● **Set task**
Transcribe the records that follow, preserving every word.
======== Provided data
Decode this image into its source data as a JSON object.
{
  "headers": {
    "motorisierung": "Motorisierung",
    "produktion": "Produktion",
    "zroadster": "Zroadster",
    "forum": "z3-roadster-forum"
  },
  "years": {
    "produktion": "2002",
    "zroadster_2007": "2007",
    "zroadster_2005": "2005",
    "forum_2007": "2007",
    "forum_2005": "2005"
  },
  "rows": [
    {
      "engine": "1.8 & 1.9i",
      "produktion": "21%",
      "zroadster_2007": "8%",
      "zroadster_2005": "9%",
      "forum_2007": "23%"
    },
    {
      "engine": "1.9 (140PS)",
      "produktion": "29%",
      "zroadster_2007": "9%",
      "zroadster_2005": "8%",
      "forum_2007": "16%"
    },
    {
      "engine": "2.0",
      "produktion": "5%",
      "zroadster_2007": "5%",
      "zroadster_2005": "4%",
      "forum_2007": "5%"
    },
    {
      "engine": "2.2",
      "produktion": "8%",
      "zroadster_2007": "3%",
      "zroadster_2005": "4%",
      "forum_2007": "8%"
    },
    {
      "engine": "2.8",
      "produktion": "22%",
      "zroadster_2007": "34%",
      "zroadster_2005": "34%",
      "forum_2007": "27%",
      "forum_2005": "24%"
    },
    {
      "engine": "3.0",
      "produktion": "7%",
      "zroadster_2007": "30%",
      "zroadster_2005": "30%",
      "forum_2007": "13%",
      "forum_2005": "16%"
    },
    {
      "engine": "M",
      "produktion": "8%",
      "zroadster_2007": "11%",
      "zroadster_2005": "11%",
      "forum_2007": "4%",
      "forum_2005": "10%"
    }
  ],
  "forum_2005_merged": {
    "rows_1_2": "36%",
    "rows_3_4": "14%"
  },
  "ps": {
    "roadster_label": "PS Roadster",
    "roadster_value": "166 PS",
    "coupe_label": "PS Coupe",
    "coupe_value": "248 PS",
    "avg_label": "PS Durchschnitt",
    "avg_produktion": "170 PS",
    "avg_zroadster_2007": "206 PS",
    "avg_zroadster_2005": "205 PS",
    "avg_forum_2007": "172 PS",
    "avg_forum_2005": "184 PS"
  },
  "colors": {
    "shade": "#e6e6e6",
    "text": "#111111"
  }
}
================
● **Answer to this task**
Decode this image into its source data as a JSON object.
{
  "headers": {
    "motorisierung": "Motorisierung",
    "produktion": "Produktion",
    "zroadster": "Zroadster",
    "forum": "z3-roadster-forum"
  },
  "years": {
    "produktion": "2002",
    "zroadster_2007": "2007",
    "zroadster_2005": "2005",
    "forum_2007": "2007",
    "forum_2005": "2005"
  },
  "rows": [
    {
      "engine": "1.8 & 1.9i",
      "produktion": "21%",
      "zroadster_2007": "8%",
      "zroadster_2005": "9%",
      "forum_2007": "23%"
    },
    {
      "engine": "1.9 (140PS)",
      "produktion": "29%",
      "zroadster_2007": "9%",
      "zroadster_2005": "8%",
      "forum_2007": "16%"
    },
    {
      "engine": "2.0",
      "produktion": "5%",
      "zroadster_2007": "5%",
      "zroadster_2005": "4%",
      "forum_2007": "5%"
    },
    {
      "engine": "2.2",
      "produktion": "8%",
      "zroadster_2007": "3%",
      "zroadster_2005": "4%",
      "forum_2007": "8%"
    },
    {
      "engine": "2.8",
      "produktion": "22%",
      "zroadster_2007": "34%",
      "zroadster_2005": "34%",
      "forum_2007": "27%",
      "forum_2005": "24%"
    },
    {
      "engine": "3.0",
      "produktion": "7%",
      "zroadster_2007": "30%",
      "zroadster_2005": "30%",
      "forum_2007": "13%",
      "forum_2005": "16%"
    },
    {
      "engine": "M",
      "produktion": "8%",
      "zroadster_2007": "11%",
      "zroadster_2005": "11%",
      "forum_2007": "4%",
      "forum_2005": "10%"
    }
  ],
  "forum_2005_merged": {
    "rows_1_2": "36%",
    "rows_3_4": "14%"
  },
  "ps": {
    "roadster_label": "PS Roadster",
    "roadster_value": "166 PS",
    "coupe_label": "PS Coupe",
    "coupe_value": "248 PS",
    "avg_label": "PS Durchschnitt",
    "avg_produktion": "170 PS",
    "avg_zroadster_2007": "206 PS",
    "avg_zroadster_2005": "205 PS",
    "avg_forum_2007": "172 PS",
    "avg_forum_2005": "184 PS"
  },
  "colors": {
    "shade": "#e6e6e6",
    "text": "#111111"
  }
}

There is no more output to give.